[A run of records]
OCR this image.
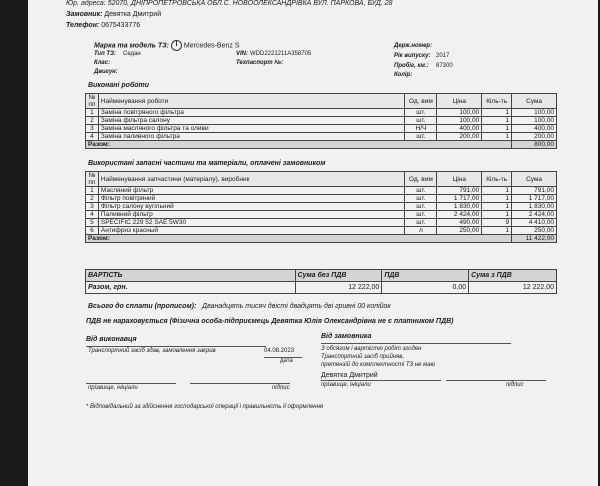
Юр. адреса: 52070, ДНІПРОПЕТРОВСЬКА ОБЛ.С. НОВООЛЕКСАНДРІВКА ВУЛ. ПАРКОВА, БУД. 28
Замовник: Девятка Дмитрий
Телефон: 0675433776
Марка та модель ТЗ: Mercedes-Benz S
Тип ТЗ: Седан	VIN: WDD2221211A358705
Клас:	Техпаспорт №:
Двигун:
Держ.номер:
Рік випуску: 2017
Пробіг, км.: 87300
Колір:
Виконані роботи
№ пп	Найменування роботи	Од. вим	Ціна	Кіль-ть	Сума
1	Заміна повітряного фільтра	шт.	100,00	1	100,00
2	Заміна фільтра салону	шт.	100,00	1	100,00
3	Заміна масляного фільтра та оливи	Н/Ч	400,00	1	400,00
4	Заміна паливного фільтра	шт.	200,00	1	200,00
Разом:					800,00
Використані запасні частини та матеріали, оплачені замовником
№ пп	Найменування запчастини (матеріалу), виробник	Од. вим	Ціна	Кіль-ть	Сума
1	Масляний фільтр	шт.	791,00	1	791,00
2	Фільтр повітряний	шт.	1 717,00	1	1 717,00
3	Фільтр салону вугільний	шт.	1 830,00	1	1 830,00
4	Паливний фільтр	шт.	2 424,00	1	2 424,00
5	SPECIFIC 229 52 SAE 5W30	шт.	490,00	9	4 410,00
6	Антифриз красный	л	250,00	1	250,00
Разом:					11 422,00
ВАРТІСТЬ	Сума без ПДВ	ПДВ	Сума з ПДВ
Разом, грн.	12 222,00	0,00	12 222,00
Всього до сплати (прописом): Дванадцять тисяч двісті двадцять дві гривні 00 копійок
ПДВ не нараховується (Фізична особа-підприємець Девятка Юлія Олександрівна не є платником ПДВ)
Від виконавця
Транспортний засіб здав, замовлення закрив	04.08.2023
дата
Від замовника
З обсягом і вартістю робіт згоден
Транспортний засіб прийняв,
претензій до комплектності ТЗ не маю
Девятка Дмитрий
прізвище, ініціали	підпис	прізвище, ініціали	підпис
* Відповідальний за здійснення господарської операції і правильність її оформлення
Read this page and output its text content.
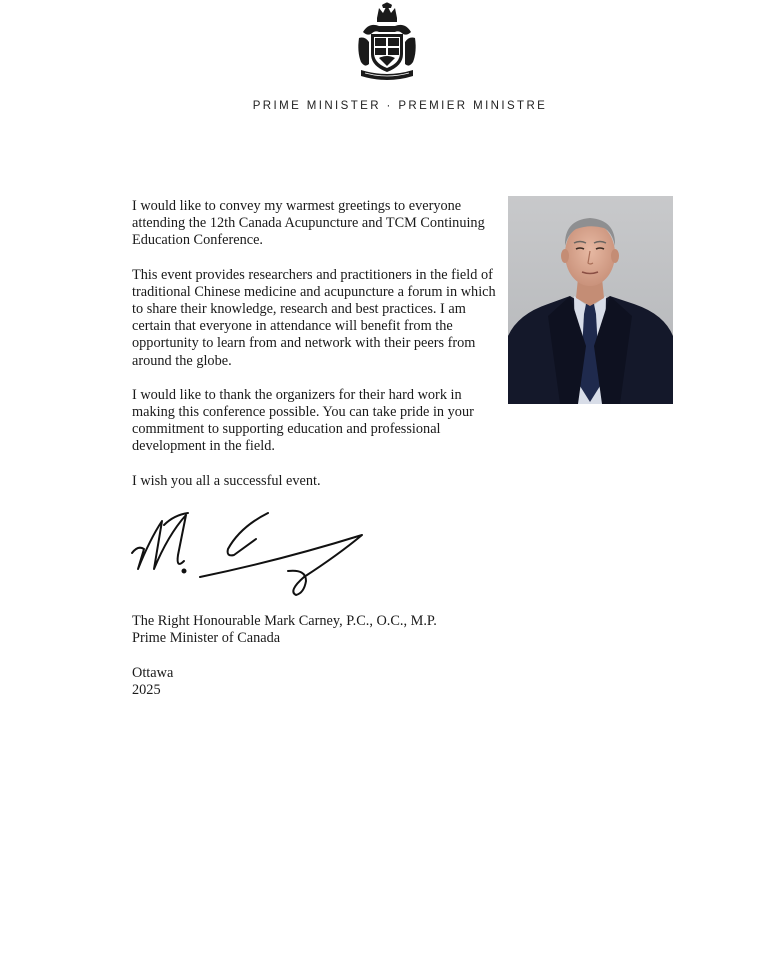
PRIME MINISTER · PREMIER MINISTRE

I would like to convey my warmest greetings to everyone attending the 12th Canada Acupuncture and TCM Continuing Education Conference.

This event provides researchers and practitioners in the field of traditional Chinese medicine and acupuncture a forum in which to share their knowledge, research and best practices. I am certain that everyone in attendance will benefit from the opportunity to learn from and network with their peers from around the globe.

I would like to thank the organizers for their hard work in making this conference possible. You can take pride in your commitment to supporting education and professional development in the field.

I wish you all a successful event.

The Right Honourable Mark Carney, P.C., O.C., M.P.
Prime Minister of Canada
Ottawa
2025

> _Exercise requirements_
Your answer should be a single number: how many lines of the material contain the word "like".

> _Correct response_
2